**Directions for this task**
Copy out every line in the entries below that includes "आगमन".

>> START

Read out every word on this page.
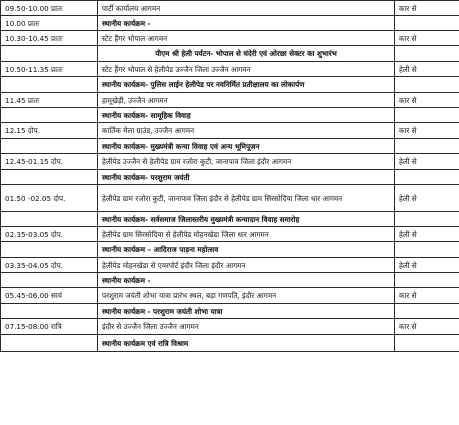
09.50-10.00 प्रातः	पार्टी कार्यालय आगमन	कार से
10.00 प्रातः	स्थानीय कार्यक्रम -	
10.30-10.45 प्रातः	स्टेट हैंगर भोपाल आगमन	कार से
	पीएम श्री हेली पर्यटन- भोपाल से चंदेरी एवं ओरछा सेक्टर का शुभारंभ	
10.50-11.35 प्रातः	स्टेट हैंगर भोपाल से हेलीपेड उज्जैन जिला उज्जैन आगमन	हेली से
	स्थानीय कार्यक्रम- पुलिस लाईन हेलीपेड पर नवनिर्मित प्रतीक्षालय का लोकार्पण	
11.45 प्रातः	हामूखेड़ी, उज्जैन आगमन	कार से
	स्थानीय कार्यक्रम- सामूहिक विवाह	
12.15 दोप.	कार्तिक मेला ग्राउंड, उज्जैन आगमन	कार से
	स्थानीय कार्यक्रम- मुख्यमंत्री कन्या विवाह एवं अन्य भूमिपूजन	
12.45-01.15 दोप.	हेलीपेड उज्जैन से हेलीपेड ग्राम रजोरा कुटी, जानापाव जिला इंदौर आगमन	हेली से
	स्थानीय कार्यक्रम- परशुराम जयंती	
01.50 -02.05 दोप.	हेलीपेड ग्राम रजोरा कुटी, जानापाव जिला इंदौर से हेलीपेड ग्राम सिरसोदिया जिला धार आगमन	हेली से
	स्थानीय कार्यक्रम- सर्वसमाज जिलास्तरीय मुख्यमंत्री कन्यादान विवाह समारोह	
02.35-03.05 दोप.	हेलीपेड ग्राम सिरसोदिया से हेलीपेड मोहनखेडा जिला धार आगमन	हेली से
	स्थानीय कार्यक्रम – आदिराज पाड़ना महोत्सव	
03.35-04.05 दोप.	हेलीपेड मोहनखेडा से एयरपोर्ट इंदौर जिला इंदौर आगमन	हेली से
	स्थानीय कार्यक्रम -	
05.45-06.00 सायं	परशुराम जयंती शोभा यात्रा प्रारंभ स्थल, बड़ा गणपति, इंदौर आगमन	कार से
	स्थानीय कार्यक्रम - परशुराम जयंती शोभा यात्रा	
07.15-08.00 रात्रि	इंदौर से उज्जैन जिला उज्जैन आगमन	कार से
	स्थानीय कार्यक्रम एवं रात्रि विश्राम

>> END

**Finished exercise**
09.50-10.00 प्रातः	पार्टी कार्यालय आगमन	कार से
10.30-10.45 प्रातः	स्टेट हैंगर भोपाल आगमन	कार से
10.50-11.35 प्रातः	स्टेट हैंगर भोपाल से हेलीपेड उज्जैन जिला उज्जैन आगमन	हेली से
11.45 प्रातः	हामूखेड़ी, उज्जैन आगमन	कार से
12.15 दोप.	कार्तिक मेला ग्राउंड, उज्जैन आगमन	कार से
12.45-01.15 दोप.	हेलीपेड उज्जैन से हेलीपेड ग्राम रजोरा कुटी, जानापाव जिला इंदौर आगमन	हेली से
01.50 -02.05 दोप.	हेलीपेड ग्राम रजोरा कुटी, जानापाव जिला इंदौर से हेलीपेड ग्राम सिरसोदिया जिला धार आगमन	हेली से
02.35-03.05 दोप.	हेलीपेड ग्राम सिरसोदिया से हेलीपेड मोहनखेडा जिला धार आगमन	हेली से
03.35-04.05 दोप.	हेलीपेड मोहनखेडा से एयरपोर्ट इंदौर जिला इंदौर आगमन	हेली से
05.45-06.00 सायं	परशुराम जयंती शोभा यात्रा प्रारंभ स्थल, बड़ा गणपति, इंदौर आगमन	कार से
07.15-08.00 रात्रि	इंदौर से उज्जैन जिला उज्जैन आगमन	कार से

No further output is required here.